— Start of PROVIDED RECORDS —

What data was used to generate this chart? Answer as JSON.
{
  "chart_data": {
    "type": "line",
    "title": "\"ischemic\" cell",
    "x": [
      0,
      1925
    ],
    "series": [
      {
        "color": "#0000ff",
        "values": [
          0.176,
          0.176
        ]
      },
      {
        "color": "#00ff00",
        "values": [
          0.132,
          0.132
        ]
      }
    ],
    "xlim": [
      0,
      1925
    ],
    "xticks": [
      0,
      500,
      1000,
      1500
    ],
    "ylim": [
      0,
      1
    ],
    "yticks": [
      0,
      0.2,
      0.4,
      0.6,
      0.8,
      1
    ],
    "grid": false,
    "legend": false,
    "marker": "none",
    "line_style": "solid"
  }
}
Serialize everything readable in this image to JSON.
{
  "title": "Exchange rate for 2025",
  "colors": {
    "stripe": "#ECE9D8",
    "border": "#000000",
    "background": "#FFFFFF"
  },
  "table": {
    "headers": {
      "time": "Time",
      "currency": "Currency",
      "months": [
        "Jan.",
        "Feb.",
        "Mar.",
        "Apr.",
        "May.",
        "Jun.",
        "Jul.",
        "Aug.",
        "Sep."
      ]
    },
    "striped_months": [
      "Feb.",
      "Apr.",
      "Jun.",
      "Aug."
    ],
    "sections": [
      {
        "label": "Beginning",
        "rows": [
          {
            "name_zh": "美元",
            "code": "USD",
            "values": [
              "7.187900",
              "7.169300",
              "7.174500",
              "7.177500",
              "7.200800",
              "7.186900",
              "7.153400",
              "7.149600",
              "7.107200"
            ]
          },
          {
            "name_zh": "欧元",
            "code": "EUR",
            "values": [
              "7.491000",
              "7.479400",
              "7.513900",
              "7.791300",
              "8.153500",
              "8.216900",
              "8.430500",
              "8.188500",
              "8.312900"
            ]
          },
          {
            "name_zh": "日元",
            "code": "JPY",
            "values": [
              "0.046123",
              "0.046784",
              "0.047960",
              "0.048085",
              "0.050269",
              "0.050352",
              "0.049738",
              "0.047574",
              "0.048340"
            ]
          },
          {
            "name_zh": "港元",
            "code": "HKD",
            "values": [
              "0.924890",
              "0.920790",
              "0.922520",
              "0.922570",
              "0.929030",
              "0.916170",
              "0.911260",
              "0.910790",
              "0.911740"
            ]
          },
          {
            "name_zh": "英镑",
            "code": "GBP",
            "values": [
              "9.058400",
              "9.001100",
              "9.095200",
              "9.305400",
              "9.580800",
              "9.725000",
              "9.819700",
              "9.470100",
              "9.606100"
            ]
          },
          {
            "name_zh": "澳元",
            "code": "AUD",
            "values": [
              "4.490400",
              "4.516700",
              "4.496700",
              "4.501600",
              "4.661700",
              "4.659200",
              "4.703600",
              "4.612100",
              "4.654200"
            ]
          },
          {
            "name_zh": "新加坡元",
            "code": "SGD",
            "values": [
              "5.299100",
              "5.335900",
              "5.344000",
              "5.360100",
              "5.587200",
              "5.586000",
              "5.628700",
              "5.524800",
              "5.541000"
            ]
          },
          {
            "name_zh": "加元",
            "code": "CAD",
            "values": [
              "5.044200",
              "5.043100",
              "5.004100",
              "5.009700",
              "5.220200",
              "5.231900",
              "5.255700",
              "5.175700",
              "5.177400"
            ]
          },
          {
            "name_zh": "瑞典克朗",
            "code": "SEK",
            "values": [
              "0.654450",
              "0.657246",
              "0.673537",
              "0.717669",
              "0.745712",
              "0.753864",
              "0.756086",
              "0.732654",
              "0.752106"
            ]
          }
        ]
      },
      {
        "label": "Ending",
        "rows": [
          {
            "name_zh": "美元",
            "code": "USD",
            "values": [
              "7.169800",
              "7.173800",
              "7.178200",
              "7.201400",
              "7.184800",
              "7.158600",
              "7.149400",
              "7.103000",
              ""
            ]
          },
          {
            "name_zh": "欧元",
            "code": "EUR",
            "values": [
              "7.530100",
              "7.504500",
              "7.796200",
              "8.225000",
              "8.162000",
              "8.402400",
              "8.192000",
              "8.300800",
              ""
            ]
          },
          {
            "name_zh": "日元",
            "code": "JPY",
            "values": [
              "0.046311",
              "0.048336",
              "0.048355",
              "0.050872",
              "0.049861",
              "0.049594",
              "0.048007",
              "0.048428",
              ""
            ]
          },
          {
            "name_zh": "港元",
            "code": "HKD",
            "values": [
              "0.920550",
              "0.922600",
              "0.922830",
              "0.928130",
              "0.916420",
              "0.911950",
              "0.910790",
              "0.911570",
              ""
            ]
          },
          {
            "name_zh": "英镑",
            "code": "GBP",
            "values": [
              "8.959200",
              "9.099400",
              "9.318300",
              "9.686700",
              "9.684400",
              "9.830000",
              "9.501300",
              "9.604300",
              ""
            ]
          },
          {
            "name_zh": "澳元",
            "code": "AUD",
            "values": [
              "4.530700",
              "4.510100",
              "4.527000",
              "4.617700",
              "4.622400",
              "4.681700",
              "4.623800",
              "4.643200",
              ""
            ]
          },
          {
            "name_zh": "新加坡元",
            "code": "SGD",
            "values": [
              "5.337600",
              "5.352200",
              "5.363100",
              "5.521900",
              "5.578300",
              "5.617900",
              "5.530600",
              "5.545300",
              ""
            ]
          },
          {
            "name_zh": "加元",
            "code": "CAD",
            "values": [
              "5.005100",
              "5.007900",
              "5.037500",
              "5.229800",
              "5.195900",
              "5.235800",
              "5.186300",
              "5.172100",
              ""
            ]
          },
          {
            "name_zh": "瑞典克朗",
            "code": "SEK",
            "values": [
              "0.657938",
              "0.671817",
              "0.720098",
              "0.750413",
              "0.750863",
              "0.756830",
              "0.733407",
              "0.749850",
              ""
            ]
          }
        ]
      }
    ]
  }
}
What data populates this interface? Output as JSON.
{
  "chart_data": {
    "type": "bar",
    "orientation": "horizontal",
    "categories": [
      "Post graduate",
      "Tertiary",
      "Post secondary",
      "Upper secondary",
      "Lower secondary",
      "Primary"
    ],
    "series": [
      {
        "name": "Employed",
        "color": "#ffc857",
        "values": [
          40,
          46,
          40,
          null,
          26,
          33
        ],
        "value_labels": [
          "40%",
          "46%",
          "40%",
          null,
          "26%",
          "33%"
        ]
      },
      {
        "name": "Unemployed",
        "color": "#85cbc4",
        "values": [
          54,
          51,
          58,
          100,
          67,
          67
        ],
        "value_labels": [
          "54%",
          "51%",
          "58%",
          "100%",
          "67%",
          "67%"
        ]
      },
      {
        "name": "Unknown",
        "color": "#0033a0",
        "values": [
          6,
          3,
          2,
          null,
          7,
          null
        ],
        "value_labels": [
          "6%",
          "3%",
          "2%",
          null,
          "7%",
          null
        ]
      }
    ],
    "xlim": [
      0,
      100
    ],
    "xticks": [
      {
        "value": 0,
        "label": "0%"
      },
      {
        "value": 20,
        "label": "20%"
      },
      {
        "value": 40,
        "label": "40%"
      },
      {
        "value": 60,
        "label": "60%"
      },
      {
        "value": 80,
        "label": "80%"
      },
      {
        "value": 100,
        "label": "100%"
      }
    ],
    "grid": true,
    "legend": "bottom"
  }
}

— End of PROVIDED RECORDS —

→ **EXERCISE DIRECTIONS**
Take the entries above and copy them out exactly.

→ **COMPLETE OUTPUT**
What data was used to generate this chart? Answer as JSON.
{
  "chart_data": {
    "type": "line",
    "title": "\"ischemic\" cell",
    "x": [
      0,
      1925
    ],
    "series": [
      {
        "color": "#0000ff",
        "values": [
          0.176,
          0.176
        ]
      },
      {
        "color": "#00ff00",
        "values": [
          0.132,
          0.132
        ]
      }
    ],
    "xlim": [
      0,
      1925
    ],
    "xticks": [
      0,
      500,
      1000,
      1500
    ],
    "ylim": [
      0,
      1
    ],
    "yticks": [
      0,
      0.2,
      0.4,
      0.6,
      0.8,
      1
    ],
    "grid": false,
    "legend": false,
    "marker": "none",
    "line_style": "solid"
  }
}
Serialize everything readable in this image to JSON.
{
  "title": "Exchange rate for 2025",
  "colors": {
    "stripe": "#ECE9D8",
    "border": "#000000",
    "background": "#FFFFFF"
  },
  "table": {
    "headers": {
      "time": "Time",
      "currency": "Currency",
      "months": [
        "Jan.",
        "Feb.",
        "Mar.",
        "Apr.",
        "May.",
        "Jun.",
        "Jul.",
        "Aug.",
        "Sep."
      ]
    },
    "striped_months": [
      "Feb.",
      "Apr.",
      "Jun.",
      "Aug."
    ],
    "sections": [
      {
        "label": "Beginning",
        "rows": [
          {
            "name_zh": "美元",
            "code": "USD",
            "values": [
              "7.187900",
              "7.169300",
              "7.174500",
              "7.177500",
              "7.200800",
              "7.186900",
              "7.153400",
              "7.149600",
              "7.107200"
            ]
          },
          {
            "name_zh": "欧元",
            "code": "EUR",
            "values": [
              "7.491000",
              "7.479400",
              "7.513900",
              "7.791300",
              "8.153500",
              "8.216900",
              "8.430500",
              "8.188500",
              "8.312900"
            ]
          },
          {
            "name_zh": "日元",
            "code": "JPY",
            "values": [
              "0.046123",
              "0.046784",
              "0.047960",
              "0.048085",
              "0.050269",
              "0.050352",
              "0.049738",
              "0.047574",
              "0.048340"
            ]
          },
          {
            "name_zh": "港元",
            "code": "HKD",
            "values": [
              "0.924890",
              "0.920790",
              "0.922520",
              "0.922570",
              "0.929030",
              "0.916170",
              "0.911260",
              "0.910790",
              "0.911740"
            ]
          },
          {
            "name_zh": "英镑",
            "code": "GBP",
            "values": [
              "9.058400",
              "9.001100",
              "9.095200",
              "9.305400",
              "9.580800",
              "9.725000",
              "9.819700",
              "9.470100",
              "9.606100"
            ]
          },
          {
            "name_zh": "澳元",
            "code": "AUD",
            "values": [
              "4.490400",
              "4.516700",
              "4.496700",
              "4.501600",
              "4.661700",
              "4.659200",
              "4.703600",
              "4.612100",
              "4.654200"
            ]
          },
          {
            "name_zh": "新加坡元",
            "code": "SGD",
            "values": [
              "5.299100",
              "5.335900",
              "5.344000",
              "5.360100",
              "5.587200",
              "5.586000",
              "5.628700",
              "5.524800",
              "5.541000"
            ]
          },
          {
            "name_zh": "加元",
            "code": "CAD",
            "values": [
              "5.044200",
              "5.043100",
              "5.004100",
              "5.009700",
              "5.220200",
              "5.231900",
              "5.255700",
              "5.175700",
              "5.177400"
            ]
          },
          {
            "name_zh": "瑞典克朗",
            "code": "SEK",
            "values": [
              "0.654450",
              "0.657246",
              "0.673537",
              "0.717669",
              "0.745712",
              "0.753864",
              "0.756086",
              "0.732654",
              "0.752106"
            ]
          }
        ]
      },
      {
        "label": "Ending",
        "rows": [
          {
            "name_zh": "美元",
            "code": "USD",
            "values": [
              "7.169800",
              "7.173800",
              "7.178200",
              "7.201400",
              "7.184800",
              "7.158600",
              "7.149400",
              "7.103000",
              ""
            ]
          },
          {
            "name_zh": "欧元",
            "code": "EUR",
            "values": [
              "7.530100",
              "7.504500",
              "7.796200",
              "8.225000",
              "8.162000",
              "8.402400",
              "8.192000",
              "8.300800",
              ""
            ]
          },
          {
            "name_zh": "日元",
            "code": "JPY",
            "values": [
              "0.046311",
              "0.048336",
              "0.048355",
              "0.050872",
              "0.049861",
              "0.049594",
              "0.048007",
              "0.048428",
              ""
            ]
          },
          {
            "name_zh": "港元",
            "code": "HKD",
            "values": [
              "0.920550",
              "0.922600",
              "0.922830",
              "0.928130",
              "0.916420",
              "0.911950",
              "0.910790",
              "0.911570",
              ""
            ]
          },
          {
            "name_zh": "英镑",
            "code": "GBP",
            "values": [
              "8.959200",
              "9.099400",
              "9.318300",
              "9.686700",
              "9.684400",
              "9.830000",
              "9.501300",
              "9.604300",
              ""
            ]
          },
          {
            "name_zh": "澳元",
            "code": "AUD",
            "values": [
              "4.530700",
              "4.510100",
              "4.527000",
              "4.617700",
              "4.622400",
              "4.681700",
              "4.623800",
              "4.643200",
              ""
            ]
          },
          {
            "name_zh": "新加坡元",
            "code": "SGD",
            "values": [
              "5.337600",
              "5.352200",
              "5.363100",
              "5.521900",
              "5.578300",
              "5.617900",
              "5.530600",
              "5.545300",
              ""
            ]
          },
          {
            "name_zh": "加元",
            "code": "CAD",
            "values": [
              "5.005100",
              "5.007900",
              "5.037500",
              "5.229800",
              "5.195900",
              "5.235800",
              "5.186300",
              "5.172100",
              ""
            ]
          },
          {
            "name_zh": "瑞典克朗",
            "code": "SEK",
            "values": [
              "0.657938",
              "0.671817",
              "0.720098",
              "0.750413",
              "0.750863",
              "0.756830",
              "0.733407",
              "0.749850",
              ""
            ]
          }
        ]
      }
    ]
  }
}
What data populates this interface? Output as JSON.
{
  "chart_data": {
    "type": "bar",
    "orientation": "horizontal",
    "categories": [
      "Post graduate",
      "Tertiary",
      "Post secondary",
      "Upper secondary",
      "Lower secondary",
      "Primary"
    ],
    "series": [
      {
        "name": "Employed",
        "color": "#ffc857",
        "values": [
          40,
          46,
          40,
          null,
          26,
          33
        ],
        "value_labels": [
          "40%",
          "46%",
          "40%",
          null,
          "26%",
          "33%"
        ]
      },
      {
        "name": "Unemployed",
        "color": "#85cbc4",
        "values": [
          54,
          51,
          58,
          100,
          67,
          67
        ],
        "value_labels": [
          "54%",
          "51%",
          "58%",
          "100%",
          "67%",
          "67%"
        ]
      },
      {
        "name": "Unknown",
        "color": "#0033a0",
        "values": [
          6,
          3,
          2,
          null,
          7,
          null
        ],
        "value_labels": [
          "6%",
          "3%",
          "2%",
          null,
          "7%",
          null
        ]
      }
    ],
    "xlim": [
      0,
      100
    ],
    "xticks": [
      {
        "value": 0,
        "label": "0%"
      },
      {
        "value": 20,
        "label": "20%"
      },
      {
        "value": 40,
        "label": "40%"
      },
      {
        "value": 60,
        "label": "60%"
      },
      {
        "value": 80,
        "label": "80%"
      },
      {
        "value": 100,
        "label": "100%"
      }
    ],
    "grid": true,
    "legend": "bottom"
  }
}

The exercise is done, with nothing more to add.